● AIM OF THE TASK
Return every line of the rows below unchanged, leaving out the pictures.

(Rows from a data collection)
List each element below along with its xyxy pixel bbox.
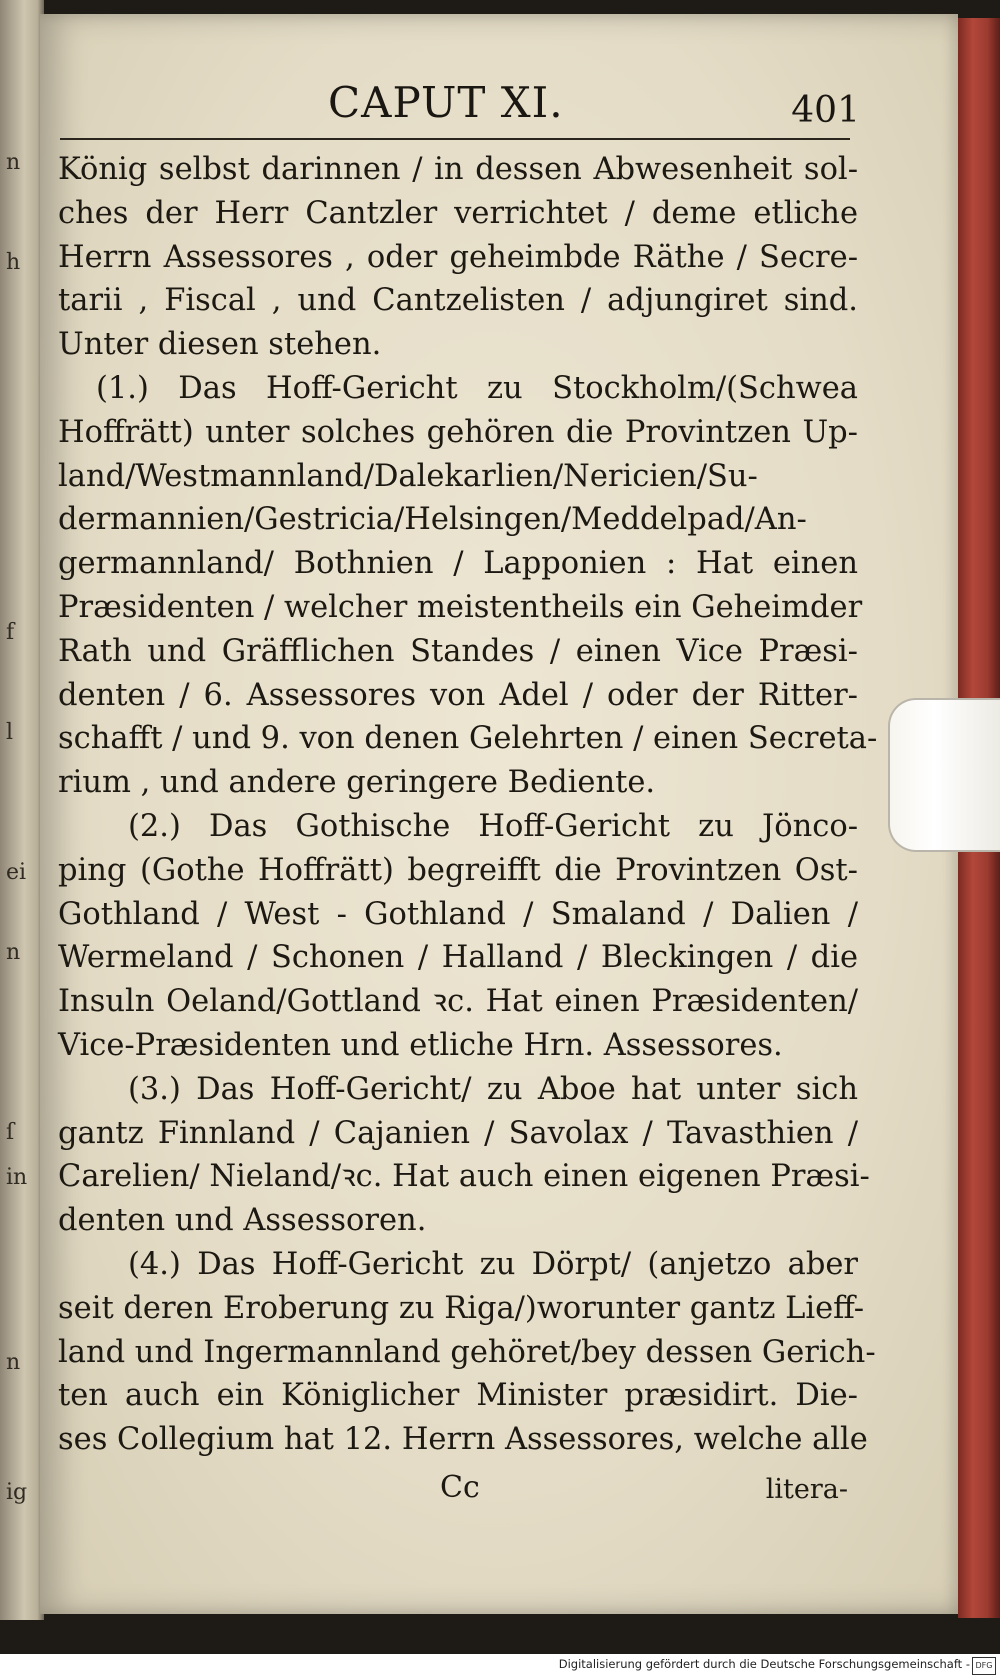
margin-fragment: ſ: [6, 1120, 15, 1145]
credit-bar: [0, 1654, 1000, 1677]
body-text: [58, 148, 878, 1462]
margin-fragment: l: [6, 720, 14, 745]
text-line: Wermeland / Schonen / Halland / Bleckingen / die: [58, 940, 858, 976]
margin-fragment: n: [6, 150, 21, 175]
text-line: Herrn Assessores , oder geheimbde Räthe / Secre-: [58, 239, 858, 275]
margin-fragment: n: [6, 940, 21, 965]
text-line: land/Westmannland/Dalekarlien/Nericien/Su-: [58, 458, 758, 494]
page-footer: [60, 1470, 860, 1510]
margin-fragment: ig: [6, 1480, 28, 1505]
text-line: Carelien/ Nieland/ꝛc. Hat auch einen eigenen Præsi-: [58, 1159, 870, 1195]
text-line: seit deren Eroberung zu Riga/)worunter gantz Lieff-: [58, 1290, 865, 1326]
margin-fragment: in: [6, 1165, 28, 1190]
margin-fragment: n: [6, 1350, 21, 1375]
text-line: Vice-Præsidenten und etliche Hrn. Assessores.: [58, 1027, 783, 1063]
margin-fragment: f: [6, 620, 15, 645]
text-line: (3.) Das Hoff-Gericht/ zu Aboe hat unter sich: [128, 1071, 858, 1107]
chapter-heading: CAPUT XI.: [328, 78, 564, 127]
dfg-logo-icon: DFG: [972, 1657, 996, 1675]
text-line: Hoffrätt) unter solches gehören die Provintzen Up-: [58, 414, 858, 450]
margin-fragment: ei: [6, 860, 27, 885]
text-line: germannland/ Bothnien / Lapponien : Hat einen: [58, 546, 858, 582]
text-line: Unter diesen stehen.: [58, 327, 382, 363]
page-header: [60, 60, 860, 138]
text-line: schafft / und 9. von denen Gelehrten / einen Secreta-: [58, 721, 878, 757]
text-line: tarii , Fiscal , und Cantzelisten / adjungiret sind.: [58, 283, 858, 319]
text-line: Præsidenten / welcher meistentheils ein Geheimder: [58, 589, 863, 625]
text-line: land und Ingermannland gehöret/bey dessen Gerich-: [58, 1334, 876, 1370]
signature-mark: Cc: [440, 1470, 480, 1505]
text-line: rium , und andere geringere Bediente.: [58, 765, 656, 801]
text-line: gantz Finnland / Cajanien / Savolax / Tavasthien /: [58, 1115, 858, 1151]
text-line: denten und Assessoren.: [58, 1203, 427, 1239]
text-line: (2.) Das Gothische Hoff-Gericht zu Jönco-: [128, 808, 858, 844]
catchword: litera-: [765, 1474, 848, 1505]
text-line: Gothland / West - Gothland / Smaland / Dalien /: [58, 896, 858, 932]
header-rule: [60, 138, 850, 140]
text-line: König selbst darinnen / in dessen Abwesenheit sol-: [58, 152, 858, 187]
text-line: ches der Herr Cantzler verrichtet / deme etliche: [58, 195, 858, 231]
facing-page-edge: [0, 0, 44, 1620]
text-line: Rath und Gräfflichen Standes / einen Vice Præsi-: [58, 633, 858, 669]
page-marker-tab: [888, 698, 1000, 852]
text-line: ten auch ein Königlicher Minister præsidirt. Die-: [58, 1378, 858, 1414]
text-line: ping (Gothe Hoffrätt) begreifft die Provintzen Ost-: [58, 852, 858, 888]
page-number: 401: [791, 90, 860, 131]
text-line: dermannien/Gestricia/Helsingen/Meddelpad/An-: [58, 502, 807, 538]
text-line: (4.) Das Hoff-Gericht zu Dörpt/ (anjetzo aber: [128, 1246, 858, 1282]
text-line: Insuln Oeland/Gottland ꝛc. Hat einen Præsidenten/: [58, 984, 858, 1020]
text-line: (1.) Das Hoff-Gericht zu Stockholm/(Schwea: [96, 370, 858, 406]
funding-credit: Digitalisierung gefördert durch die Deutsche Forschungsgemeinschaft -: [558, 1657, 970, 1671]
text-line: ses Collegium hat 12. Herrn Assessores, welche alle: [58, 1422, 868, 1458]
text-line: denten / 6. Assessores von Adel / oder der Ritter-: [58, 677, 858, 713]
margin-fragment: h: [6, 250, 21, 275]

● CORRECT ANSWER
List each element below along with its xyxy pixel bbox.
margin-fragment: ſ: [6, 1120, 15, 1145]
credit-bar: [0, 1654, 1000, 1677]
body-text: [58, 148, 878, 1462]
margin-fragment: l: [6, 720, 14, 745]
text-line: Wermeland / Schonen / Halland / Bleckingen / die: [58, 940, 858, 976]
margin-fragment: n: [6, 150, 21, 175]
text-line: Herrn Assessores , oder geheimbde Räthe / Secre-: [58, 239, 858, 275]
margin-fragment: n: [6, 940, 21, 965]
text-line: land/Westmannland/Dalekarlien/Nericien/Su-: [58, 458, 758, 494]
page-footer: [60, 1470, 860, 1510]
margin-fragment: ig: [6, 1480, 28, 1505]
text-line: Carelien/ Nieland/ꝛc. Hat auch einen eigenen Præsi-: [58, 1159, 870, 1195]
text-line: seit deren Eroberung zu Riga/)worunter gantz Lieff-: [58, 1290, 865, 1326]
margin-fragment: in: [6, 1165, 28, 1190]
margin-fragment: n: [6, 1350, 21, 1375]
text-line: Vice-Præsidenten und etliche Hrn. Assessores.: [58, 1027, 783, 1063]
margin-fragment: f: [6, 620, 15, 645]
text-line: (3.) Das Hoff-Gericht/ zu Aboe hat unter sich: [128, 1071, 858, 1107]
chapter-heading: CAPUT XI.: [328, 78, 564, 127]
dfg-logo-icon: DFG: [972, 1657, 996, 1675]
text-line: Hoffrätt) unter solches gehören die Provintzen Up-: [58, 414, 858, 450]
margin-fragment: ei: [6, 860, 27, 885]
text-line: germannland/ Bothnien / Lapponien : Hat einen: [58, 546, 858, 582]
text-line: Unter diesen stehen.: [58, 327, 382, 363]
page-header: [60, 60, 860, 138]
text-line: schafft / und 9. von denen Gelehrten / einen Secreta-: [58, 721, 878, 757]
text-line: tarii , Fiscal , und Cantzelisten / adjungiret sind.: [58, 283, 858, 319]
text-line: Præsidenten / welcher meistentheils ein Geheimder: [58, 589, 863, 625]
text-line: land und Ingermannland gehöret/bey dessen Gerich-: [58, 1334, 876, 1370]
signature-mark: Cc: [440, 1470, 480, 1505]
text-line: rium , und andere geringere Bediente.: [58, 765, 656, 801]
text-line: gantz Finnland / Cajanien / Savolax / Tavasthien /: [58, 1115, 858, 1151]
text-line: denten und Assessoren.: [58, 1203, 427, 1239]
text-line: (2.) Das Gothische Hoff-Gericht zu Jönco-: [128, 808, 858, 844]
catchword: litera-: [765, 1474, 848, 1505]
text-line: Gothland / West - Gothland / Smaland / Dalien /: [58, 896, 858, 932]
header-rule: [60, 138, 850, 140]
text-line: König selbst darinnen / in dessen Abwesenheit sol-: [58, 152, 858, 187]
text-line: ches der Herr Cantzler verrichtet / deme etliche: [58, 195, 858, 231]
facing-page-edge: [0, 0, 44, 1620]
text-line: Rath und Gräfflichen Standes / einen Vice Præsi-: [58, 633, 858, 669]
page-marker-tab: [888, 698, 1000, 852]
text-line: ten auch ein Königlicher Minister præsidirt. Die-: [58, 1378, 858, 1414]
text-line: ping (Gothe Hoffrätt) begreifft die Provintzen Ost-: [58, 852, 858, 888]
page-number: 401: [791, 90, 860, 131]
text-line: dermannien/Gestricia/Helsingen/Meddelpad/An-: [58, 502, 807, 538]
text-line: (4.) Das Hoff-Gericht zu Dörpt/ (anjetzo aber: [128, 1246, 858, 1282]
text-line: Insuln Oeland/Gottland ꝛc. Hat einen Præsidenten/: [58, 984, 858, 1020]
text-line: (1.) Das Hoff-Gericht zu Stockholm/(Schwea: [96, 370, 858, 406]
funding-credit: Digitalisierung gefördert durch die Deutsche Forschungsgemeinschaft -: [558, 1657, 970, 1671]
text-line: ses Collegium hat 12. Herrn Assessores, welche alle: [58, 1422, 868, 1458]
text-line: denten / 6. Assessores von Adel / oder der Ritter-: [58, 677, 858, 713]
margin-fragment: h: [6, 250, 21, 275]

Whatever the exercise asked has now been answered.